══ Recorded information

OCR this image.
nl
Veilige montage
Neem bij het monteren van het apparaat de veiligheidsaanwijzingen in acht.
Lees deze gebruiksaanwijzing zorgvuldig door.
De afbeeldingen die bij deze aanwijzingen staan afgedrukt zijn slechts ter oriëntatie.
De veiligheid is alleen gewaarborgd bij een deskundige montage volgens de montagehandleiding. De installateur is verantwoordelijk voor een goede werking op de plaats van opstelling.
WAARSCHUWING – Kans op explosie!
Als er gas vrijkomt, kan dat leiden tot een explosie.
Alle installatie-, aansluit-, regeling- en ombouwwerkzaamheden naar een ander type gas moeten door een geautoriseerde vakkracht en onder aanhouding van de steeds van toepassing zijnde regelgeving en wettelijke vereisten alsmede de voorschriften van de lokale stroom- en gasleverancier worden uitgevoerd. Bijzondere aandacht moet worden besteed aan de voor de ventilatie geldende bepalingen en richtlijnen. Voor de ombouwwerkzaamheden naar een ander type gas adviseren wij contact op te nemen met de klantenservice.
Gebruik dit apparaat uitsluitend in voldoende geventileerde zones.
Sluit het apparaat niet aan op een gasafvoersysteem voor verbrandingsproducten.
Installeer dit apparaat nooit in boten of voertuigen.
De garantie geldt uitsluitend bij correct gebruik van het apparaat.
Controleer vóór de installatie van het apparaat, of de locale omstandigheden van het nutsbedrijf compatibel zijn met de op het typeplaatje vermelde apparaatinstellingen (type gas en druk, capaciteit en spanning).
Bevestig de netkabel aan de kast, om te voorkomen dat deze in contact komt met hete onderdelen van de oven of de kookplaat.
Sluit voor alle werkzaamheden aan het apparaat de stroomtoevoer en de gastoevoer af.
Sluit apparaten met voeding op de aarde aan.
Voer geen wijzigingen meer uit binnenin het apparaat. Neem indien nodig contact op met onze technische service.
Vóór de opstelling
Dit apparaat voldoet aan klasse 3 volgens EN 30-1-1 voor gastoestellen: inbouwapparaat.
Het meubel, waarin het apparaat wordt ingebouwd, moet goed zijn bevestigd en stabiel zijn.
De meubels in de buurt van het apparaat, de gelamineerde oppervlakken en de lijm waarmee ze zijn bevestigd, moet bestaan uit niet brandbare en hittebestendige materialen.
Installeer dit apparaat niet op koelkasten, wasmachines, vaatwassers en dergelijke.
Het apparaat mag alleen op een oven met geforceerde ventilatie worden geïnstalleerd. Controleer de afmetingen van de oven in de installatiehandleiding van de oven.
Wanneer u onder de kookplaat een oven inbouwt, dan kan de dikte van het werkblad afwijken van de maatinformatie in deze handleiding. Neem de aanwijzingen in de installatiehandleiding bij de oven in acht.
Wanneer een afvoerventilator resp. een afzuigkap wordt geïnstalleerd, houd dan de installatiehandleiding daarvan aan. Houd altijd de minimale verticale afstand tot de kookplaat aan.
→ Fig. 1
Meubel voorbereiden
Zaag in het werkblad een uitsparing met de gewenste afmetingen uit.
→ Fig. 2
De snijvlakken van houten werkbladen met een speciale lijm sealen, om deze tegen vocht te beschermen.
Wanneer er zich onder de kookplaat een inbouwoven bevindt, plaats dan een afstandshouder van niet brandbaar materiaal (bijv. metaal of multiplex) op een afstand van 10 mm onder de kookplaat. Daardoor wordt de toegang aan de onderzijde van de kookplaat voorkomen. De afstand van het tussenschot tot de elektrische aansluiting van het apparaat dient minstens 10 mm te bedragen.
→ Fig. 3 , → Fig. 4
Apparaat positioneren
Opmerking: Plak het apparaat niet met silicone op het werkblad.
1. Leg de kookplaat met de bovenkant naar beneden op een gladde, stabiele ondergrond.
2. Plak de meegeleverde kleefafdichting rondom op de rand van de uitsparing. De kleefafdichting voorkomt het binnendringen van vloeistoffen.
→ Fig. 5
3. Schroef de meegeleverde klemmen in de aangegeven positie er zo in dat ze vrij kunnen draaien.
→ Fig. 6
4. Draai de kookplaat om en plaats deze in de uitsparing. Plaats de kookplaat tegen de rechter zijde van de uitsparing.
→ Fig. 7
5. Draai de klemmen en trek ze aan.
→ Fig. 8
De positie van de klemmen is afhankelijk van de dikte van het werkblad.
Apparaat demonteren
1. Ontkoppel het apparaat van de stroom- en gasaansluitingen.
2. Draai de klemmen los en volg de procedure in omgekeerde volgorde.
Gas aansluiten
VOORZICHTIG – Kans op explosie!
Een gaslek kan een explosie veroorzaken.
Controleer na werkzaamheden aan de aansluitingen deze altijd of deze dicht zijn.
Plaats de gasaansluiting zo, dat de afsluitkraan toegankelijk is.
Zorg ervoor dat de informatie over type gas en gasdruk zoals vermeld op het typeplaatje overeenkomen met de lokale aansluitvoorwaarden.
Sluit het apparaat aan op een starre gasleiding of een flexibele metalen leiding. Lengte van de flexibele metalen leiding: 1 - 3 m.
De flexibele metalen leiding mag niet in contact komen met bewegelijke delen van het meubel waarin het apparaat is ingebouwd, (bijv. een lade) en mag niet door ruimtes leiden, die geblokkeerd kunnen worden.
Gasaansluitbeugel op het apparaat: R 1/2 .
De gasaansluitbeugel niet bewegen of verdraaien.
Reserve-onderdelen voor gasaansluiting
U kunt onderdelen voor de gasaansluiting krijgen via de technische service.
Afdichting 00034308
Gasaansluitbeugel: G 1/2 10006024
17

════

**What you have to do**
Extract all of the data shown above without alteration.

**Solution to the problem**
OCR this image.
nl
Veilige montage
Neem bij het monteren van het apparaat de veiligheidsaanwijzingen in acht.
Lees deze gebruiksaanwijzing zorgvuldig door.
De afbeeldingen die bij deze aanwijzingen staan afgedrukt zijn slechts ter oriëntatie.
De veiligheid is alleen gewaarborgd bij een deskundige montage volgens de montagehandleiding. De installateur is verantwoordelijk voor een goede werking op de plaats van opstelling.
WAARSCHUWING – Kans op explosie!
Als er gas vrijkomt, kan dat leiden tot een explosie.
Alle installatie-, aansluit-, regeling- en ombouwwerkzaamheden naar een ander type gas moeten door een geautoriseerde vakkracht en onder aanhouding van de steeds van toepassing zijnde regelgeving en wettelijke vereisten alsmede de voorschriften van de lokale stroom- en gasleverancier worden uitgevoerd. Bijzondere aandacht moet worden besteed aan de voor de ventilatie geldende bepalingen en richtlijnen. Voor de ombouwwerkzaamheden naar een ander type gas adviseren wij contact op te nemen met de klantenservice.
Gebruik dit apparaat uitsluitend in voldoende geventileerde zones.
Sluit het apparaat niet aan op een gasafvoersysteem voor verbrandingsproducten.
Installeer dit apparaat nooit in boten of voertuigen.
De garantie geldt uitsluitend bij correct gebruik van het apparaat.
Controleer vóór de installatie van het apparaat, of de locale omstandigheden van het nutsbedrijf compatibel zijn met de op het typeplaatje vermelde apparaatinstellingen (type gas en druk, capaciteit en spanning).
Bevestig de netkabel aan de kast, om te voorkomen dat deze in contact komt met hete onderdelen van de oven of de kookplaat.
Sluit voor alle werkzaamheden aan het apparaat de stroomtoevoer en de gastoevoer af.
Sluit apparaten met voeding op de aarde aan.
Voer geen wijzigingen meer uit binnenin het apparaat. Neem indien nodig contact op met onze technische service.
Vóór de opstelling
Dit apparaat voldoet aan klasse 3 volgens EN 30-1-1 voor gastoestellen: inbouwapparaat.
Het meubel, waarin het apparaat wordt ingebouwd, moet goed zijn bevestigd en stabiel zijn.
De meubels in de buurt van het apparaat, de gelamineerde oppervlakken en de lijm waarmee ze zijn bevestigd, moet bestaan uit niet brandbare en hittebestendige materialen.
Installeer dit apparaat niet op koelkasten, wasmachines, vaatwassers en dergelijke.
Het apparaat mag alleen op een oven met geforceerde ventilatie worden geïnstalleerd. Controleer de afmetingen van de oven in de installatiehandleiding van de oven.
Wanneer u onder de kookplaat een oven inbouwt, dan kan de dikte van het werkblad afwijken van de maatinformatie in deze handleiding. Neem de aanwijzingen in de installatiehandleiding bij de oven in acht.
Wanneer een afvoerventilator resp. een afzuigkap wordt geïnstalleerd, houd dan de installatiehandleiding daarvan aan. Houd altijd de minimale verticale afstand tot de kookplaat aan.
→ Fig. 1
Meubel voorbereiden
Zaag in het werkblad een uitsparing met de gewenste afmetingen uit.
→ Fig. 2
De snijvlakken van houten werkbladen met een speciale lijm sealen, om deze tegen vocht te beschermen.
Wanneer er zich onder de kookplaat een inbouwoven bevindt, plaats dan een afstandshouder van niet brandbaar materiaal (bijv. metaal of multiplex) op een afstand van 10 mm onder de kookplaat. Daardoor wordt de toegang aan de onderzijde van de kookplaat voorkomen. De afstand van het tussenschot tot de elektrische aansluiting van het apparaat dient minstens 10 mm te bedragen.
→ Fig. 3 , → Fig. 4
Apparaat positioneren
Opmerking: Plak het apparaat niet met silicone op het werkblad.
1. Leg de kookplaat met de bovenkant naar beneden op een gladde, stabiele ondergrond.
2. Plak de meegeleverde kleefafdichting rondom op de rand van de uitsparing. De kleefafdichting voorkomt het binnendringen van vloeistoffen.
→ Fig. 5
3. Schroef de meegeleverde klemmen in de aangegeven positie er zo in dat ze vrij kunnen draaien.
→ Fig. 6
4. Draai de kookplaat om en plaats deze in de uitsparing. Plaats de kookplaat tegen de rechter zijde van de uitsparing.
→ Fig. 7
5. Draai de klemmen en trek ze aan.
→ Fig. 8
De positie van de klemmen is afhankelijk van de dikte van het werkblad.
Apparaat demonteren
1. Ontkoppel het apparaat van de stroom- en gasaansluitingen.
2. Draai de klemmen los en volg de procedure in omgekeerde volgorde.
Gas aansluiten
VOORZICHTIG – Kans op explosie!
Een gaslek kan een explosie veroorzaken.
Controleer na werkzaamheden aan de aansluitingen deze altijd of deze dicht zijn.
Plaats de gasaansluiting zo, dat de afsluitkraan toegankelijk is.
Zorg ervoor dat de informatie over type gas en gasdruk zoals vermeld op het typeplaatje overeenkomen met de lokale aansluitvoorwaarden.
Sluit het apparaat aan op een starre gasleiding of een flexibele metalen leiding. Lengte van de flexibele metalen leiding: 1 - 3 m.
De flexibele metalen leiding mag niet in contact komen met bewegelijke delen van het meubel waarin het apparaat is ingebouwd, (bijv. een lade) en mag niet door ruimtes leiden, die geblokkeerd kunnen worden.
Gasaansluitbeugel op het apparaat: R 1/2 .
De gasaansluitbeugel niet bewegen of verdraaien.
Reserve-onderdelen voor gasaansluiting
U kunt onderdelen voor de gasaansluiting krijgen via de technische service.
Afdichting 00034308
Gasaansluitbeugel: G 1/2 10006024
17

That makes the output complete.